═════ Entries ═════

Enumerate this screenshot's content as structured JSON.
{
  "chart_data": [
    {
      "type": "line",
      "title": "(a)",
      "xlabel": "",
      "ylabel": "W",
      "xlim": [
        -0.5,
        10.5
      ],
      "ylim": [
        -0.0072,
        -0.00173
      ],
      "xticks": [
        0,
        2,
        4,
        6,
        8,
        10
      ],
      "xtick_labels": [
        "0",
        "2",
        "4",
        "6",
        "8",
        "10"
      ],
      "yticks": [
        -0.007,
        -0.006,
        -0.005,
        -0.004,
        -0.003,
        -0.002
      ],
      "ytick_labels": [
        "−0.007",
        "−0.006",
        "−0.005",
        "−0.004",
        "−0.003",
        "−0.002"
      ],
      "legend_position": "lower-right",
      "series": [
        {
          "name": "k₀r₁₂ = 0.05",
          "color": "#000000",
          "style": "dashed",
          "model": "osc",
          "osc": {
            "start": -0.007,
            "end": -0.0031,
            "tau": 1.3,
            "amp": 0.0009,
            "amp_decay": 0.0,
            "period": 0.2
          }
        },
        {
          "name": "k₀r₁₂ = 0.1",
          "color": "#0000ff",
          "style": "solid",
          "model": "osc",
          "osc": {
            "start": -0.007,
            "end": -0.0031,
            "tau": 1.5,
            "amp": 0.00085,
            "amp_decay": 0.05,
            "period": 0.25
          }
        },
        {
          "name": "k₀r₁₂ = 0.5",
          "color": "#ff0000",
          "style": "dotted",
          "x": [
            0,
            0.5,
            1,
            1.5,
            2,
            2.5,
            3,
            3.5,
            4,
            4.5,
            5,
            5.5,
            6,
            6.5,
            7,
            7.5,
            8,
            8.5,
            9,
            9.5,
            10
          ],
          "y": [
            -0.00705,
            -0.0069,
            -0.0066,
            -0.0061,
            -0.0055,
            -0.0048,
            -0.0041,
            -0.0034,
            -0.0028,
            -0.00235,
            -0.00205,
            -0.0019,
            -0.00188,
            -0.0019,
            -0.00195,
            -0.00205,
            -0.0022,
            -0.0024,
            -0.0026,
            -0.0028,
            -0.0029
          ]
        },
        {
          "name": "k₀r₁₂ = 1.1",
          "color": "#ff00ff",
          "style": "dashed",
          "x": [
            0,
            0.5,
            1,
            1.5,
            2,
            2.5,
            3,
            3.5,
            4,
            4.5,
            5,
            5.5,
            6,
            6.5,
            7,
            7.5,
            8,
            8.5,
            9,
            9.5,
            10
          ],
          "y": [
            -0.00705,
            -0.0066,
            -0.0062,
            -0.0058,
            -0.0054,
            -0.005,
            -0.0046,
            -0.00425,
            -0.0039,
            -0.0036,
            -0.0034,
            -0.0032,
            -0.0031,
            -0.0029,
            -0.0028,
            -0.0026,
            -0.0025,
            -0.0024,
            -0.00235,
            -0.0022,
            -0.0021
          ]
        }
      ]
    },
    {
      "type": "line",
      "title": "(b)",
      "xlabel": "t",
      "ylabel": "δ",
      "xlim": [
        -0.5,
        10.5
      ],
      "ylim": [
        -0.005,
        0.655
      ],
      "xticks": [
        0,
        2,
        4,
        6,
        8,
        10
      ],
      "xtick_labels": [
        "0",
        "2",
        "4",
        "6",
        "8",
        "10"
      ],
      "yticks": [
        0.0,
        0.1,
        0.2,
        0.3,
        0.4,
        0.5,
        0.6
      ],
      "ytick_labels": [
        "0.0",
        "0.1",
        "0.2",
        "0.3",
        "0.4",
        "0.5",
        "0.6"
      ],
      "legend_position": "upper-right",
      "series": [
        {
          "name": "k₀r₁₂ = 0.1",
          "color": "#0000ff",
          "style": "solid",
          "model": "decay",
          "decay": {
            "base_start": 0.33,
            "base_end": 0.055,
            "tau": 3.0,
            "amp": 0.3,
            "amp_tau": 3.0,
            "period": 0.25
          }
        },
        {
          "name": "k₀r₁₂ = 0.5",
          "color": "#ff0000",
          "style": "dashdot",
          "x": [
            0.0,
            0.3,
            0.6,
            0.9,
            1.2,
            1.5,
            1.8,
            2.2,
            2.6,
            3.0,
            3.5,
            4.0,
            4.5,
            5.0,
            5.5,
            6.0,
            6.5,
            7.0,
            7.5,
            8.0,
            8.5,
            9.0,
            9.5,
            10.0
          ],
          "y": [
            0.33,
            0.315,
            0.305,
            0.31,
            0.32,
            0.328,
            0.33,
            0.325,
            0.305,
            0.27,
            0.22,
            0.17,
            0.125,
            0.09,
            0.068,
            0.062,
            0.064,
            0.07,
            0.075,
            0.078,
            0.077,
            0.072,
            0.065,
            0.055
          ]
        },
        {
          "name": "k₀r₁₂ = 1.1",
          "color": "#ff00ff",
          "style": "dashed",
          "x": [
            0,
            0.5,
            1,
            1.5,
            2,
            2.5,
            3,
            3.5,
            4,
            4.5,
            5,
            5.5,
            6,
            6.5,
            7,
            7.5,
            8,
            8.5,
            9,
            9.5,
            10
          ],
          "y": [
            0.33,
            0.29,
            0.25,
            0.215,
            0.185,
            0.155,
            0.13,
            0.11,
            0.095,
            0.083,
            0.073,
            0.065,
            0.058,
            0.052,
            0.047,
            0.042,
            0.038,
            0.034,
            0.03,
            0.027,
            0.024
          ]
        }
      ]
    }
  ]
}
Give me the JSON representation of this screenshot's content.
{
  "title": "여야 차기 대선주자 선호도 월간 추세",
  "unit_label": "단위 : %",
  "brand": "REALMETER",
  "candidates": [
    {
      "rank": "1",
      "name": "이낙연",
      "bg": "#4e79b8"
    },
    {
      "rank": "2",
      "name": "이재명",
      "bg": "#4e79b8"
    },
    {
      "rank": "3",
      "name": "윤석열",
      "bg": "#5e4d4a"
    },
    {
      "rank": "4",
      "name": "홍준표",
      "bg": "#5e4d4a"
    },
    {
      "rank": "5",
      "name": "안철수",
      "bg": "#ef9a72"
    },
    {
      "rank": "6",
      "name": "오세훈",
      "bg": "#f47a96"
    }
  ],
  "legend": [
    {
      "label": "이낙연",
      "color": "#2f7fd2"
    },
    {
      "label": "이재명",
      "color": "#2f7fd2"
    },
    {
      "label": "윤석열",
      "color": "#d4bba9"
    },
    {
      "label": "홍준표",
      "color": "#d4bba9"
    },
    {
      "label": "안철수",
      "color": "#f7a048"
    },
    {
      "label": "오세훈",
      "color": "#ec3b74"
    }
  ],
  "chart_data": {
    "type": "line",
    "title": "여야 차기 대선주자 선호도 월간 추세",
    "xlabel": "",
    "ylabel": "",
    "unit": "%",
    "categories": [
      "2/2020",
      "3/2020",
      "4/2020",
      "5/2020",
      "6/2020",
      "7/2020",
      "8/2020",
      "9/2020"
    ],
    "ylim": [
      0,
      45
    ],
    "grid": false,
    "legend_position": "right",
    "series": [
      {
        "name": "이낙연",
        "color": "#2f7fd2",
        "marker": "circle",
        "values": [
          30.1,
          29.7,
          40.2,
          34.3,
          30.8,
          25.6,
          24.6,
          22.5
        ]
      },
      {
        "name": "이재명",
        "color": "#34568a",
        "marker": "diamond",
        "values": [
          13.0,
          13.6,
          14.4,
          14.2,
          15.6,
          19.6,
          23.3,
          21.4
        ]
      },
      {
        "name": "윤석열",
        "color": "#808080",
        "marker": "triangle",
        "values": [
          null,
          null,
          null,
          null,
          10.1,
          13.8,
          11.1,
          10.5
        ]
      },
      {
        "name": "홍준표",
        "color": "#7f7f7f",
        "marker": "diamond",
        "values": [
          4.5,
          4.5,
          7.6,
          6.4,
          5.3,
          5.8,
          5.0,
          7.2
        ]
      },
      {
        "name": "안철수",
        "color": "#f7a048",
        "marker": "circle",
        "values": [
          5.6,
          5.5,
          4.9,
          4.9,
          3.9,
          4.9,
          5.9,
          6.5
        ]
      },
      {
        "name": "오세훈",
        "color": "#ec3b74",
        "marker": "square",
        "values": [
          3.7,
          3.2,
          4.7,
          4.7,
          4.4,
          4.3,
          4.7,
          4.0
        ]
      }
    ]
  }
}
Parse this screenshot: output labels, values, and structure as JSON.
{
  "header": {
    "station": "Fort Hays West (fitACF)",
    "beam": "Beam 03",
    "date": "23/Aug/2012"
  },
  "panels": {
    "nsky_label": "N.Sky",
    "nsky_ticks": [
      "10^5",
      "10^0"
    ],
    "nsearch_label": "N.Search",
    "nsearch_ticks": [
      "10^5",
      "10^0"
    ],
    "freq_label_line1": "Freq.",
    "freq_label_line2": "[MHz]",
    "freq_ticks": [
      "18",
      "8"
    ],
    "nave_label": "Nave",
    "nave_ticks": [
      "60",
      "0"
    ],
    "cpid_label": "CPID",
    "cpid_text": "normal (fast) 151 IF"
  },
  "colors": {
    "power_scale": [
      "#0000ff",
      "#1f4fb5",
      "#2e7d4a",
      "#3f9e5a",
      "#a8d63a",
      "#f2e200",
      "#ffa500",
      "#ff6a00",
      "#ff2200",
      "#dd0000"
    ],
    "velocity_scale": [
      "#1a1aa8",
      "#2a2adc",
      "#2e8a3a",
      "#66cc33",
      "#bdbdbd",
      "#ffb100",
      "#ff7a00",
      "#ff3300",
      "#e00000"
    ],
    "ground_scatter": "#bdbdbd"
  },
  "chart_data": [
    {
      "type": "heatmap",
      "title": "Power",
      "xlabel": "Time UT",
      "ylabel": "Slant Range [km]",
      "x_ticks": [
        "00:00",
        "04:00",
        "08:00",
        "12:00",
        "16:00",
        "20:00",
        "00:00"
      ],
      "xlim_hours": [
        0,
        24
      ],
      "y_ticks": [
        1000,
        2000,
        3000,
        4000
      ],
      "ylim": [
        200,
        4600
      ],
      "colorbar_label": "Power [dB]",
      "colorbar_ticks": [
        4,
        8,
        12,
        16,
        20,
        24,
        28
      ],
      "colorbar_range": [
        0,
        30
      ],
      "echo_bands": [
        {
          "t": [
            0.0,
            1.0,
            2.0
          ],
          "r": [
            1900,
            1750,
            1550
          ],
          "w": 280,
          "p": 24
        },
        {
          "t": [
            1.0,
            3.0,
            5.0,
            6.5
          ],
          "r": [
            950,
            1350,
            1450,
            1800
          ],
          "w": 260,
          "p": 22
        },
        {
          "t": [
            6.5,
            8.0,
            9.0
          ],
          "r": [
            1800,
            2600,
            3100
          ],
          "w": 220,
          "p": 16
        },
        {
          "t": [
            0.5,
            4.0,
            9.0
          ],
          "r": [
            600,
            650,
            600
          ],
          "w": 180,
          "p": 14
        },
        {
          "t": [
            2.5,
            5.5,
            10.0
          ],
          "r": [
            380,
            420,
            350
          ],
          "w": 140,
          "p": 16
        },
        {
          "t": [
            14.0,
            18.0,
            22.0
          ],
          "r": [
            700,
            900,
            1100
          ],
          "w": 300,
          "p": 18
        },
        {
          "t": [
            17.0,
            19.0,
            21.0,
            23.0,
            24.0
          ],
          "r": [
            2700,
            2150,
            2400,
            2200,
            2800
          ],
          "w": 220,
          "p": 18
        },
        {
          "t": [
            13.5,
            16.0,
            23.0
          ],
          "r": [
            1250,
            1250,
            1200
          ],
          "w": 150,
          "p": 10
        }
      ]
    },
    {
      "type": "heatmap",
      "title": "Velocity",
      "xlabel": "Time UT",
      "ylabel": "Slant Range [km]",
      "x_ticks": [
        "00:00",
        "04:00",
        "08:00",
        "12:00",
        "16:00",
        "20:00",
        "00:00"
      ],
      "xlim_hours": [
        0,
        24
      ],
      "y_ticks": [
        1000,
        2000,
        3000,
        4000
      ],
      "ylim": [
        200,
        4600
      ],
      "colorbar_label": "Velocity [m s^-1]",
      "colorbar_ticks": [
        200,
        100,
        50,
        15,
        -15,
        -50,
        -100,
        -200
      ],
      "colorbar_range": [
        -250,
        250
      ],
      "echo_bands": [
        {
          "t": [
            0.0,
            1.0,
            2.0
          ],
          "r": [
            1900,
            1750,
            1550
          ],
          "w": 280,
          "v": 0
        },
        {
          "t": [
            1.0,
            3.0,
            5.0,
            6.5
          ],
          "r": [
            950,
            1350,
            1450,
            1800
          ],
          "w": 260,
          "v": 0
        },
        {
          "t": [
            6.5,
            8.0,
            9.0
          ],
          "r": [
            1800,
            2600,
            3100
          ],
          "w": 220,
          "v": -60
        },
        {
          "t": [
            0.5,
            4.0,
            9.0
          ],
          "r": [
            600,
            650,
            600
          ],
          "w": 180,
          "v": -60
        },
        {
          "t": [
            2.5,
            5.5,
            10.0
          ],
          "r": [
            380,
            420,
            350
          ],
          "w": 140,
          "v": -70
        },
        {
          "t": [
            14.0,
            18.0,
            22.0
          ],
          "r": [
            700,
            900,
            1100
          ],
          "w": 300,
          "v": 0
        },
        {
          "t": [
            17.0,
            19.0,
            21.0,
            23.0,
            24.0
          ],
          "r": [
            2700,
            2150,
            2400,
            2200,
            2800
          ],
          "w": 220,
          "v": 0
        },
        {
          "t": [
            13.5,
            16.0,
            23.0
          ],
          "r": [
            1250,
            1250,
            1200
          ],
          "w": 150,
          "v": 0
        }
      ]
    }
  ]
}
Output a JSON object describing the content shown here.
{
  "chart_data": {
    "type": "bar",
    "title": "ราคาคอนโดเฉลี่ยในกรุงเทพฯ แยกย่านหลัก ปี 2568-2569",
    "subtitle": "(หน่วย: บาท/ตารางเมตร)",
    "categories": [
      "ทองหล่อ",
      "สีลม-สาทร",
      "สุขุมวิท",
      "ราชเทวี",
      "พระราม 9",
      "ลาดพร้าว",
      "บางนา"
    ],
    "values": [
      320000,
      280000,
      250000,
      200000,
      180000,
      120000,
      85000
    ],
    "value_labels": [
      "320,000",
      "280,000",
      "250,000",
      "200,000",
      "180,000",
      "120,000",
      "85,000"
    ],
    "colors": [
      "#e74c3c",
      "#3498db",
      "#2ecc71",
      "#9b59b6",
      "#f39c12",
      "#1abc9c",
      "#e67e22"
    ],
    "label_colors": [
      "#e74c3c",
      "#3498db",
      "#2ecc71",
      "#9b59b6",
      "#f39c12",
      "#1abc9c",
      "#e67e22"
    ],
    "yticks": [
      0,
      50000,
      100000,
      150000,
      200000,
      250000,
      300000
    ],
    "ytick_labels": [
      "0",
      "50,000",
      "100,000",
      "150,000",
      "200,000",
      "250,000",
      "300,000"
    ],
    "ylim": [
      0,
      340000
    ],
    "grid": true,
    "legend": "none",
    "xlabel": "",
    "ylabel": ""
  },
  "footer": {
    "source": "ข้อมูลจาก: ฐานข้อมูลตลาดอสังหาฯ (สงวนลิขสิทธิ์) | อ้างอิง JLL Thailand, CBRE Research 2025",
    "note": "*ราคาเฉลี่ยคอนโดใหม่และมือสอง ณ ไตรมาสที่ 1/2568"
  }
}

═════

◆ Task objective: Extract every line of the records above that contains the word "right".

◆ Task solution:
      "legend_position": "lower-right",
      "legend_position": "upper-right",
    "legend_position": "right",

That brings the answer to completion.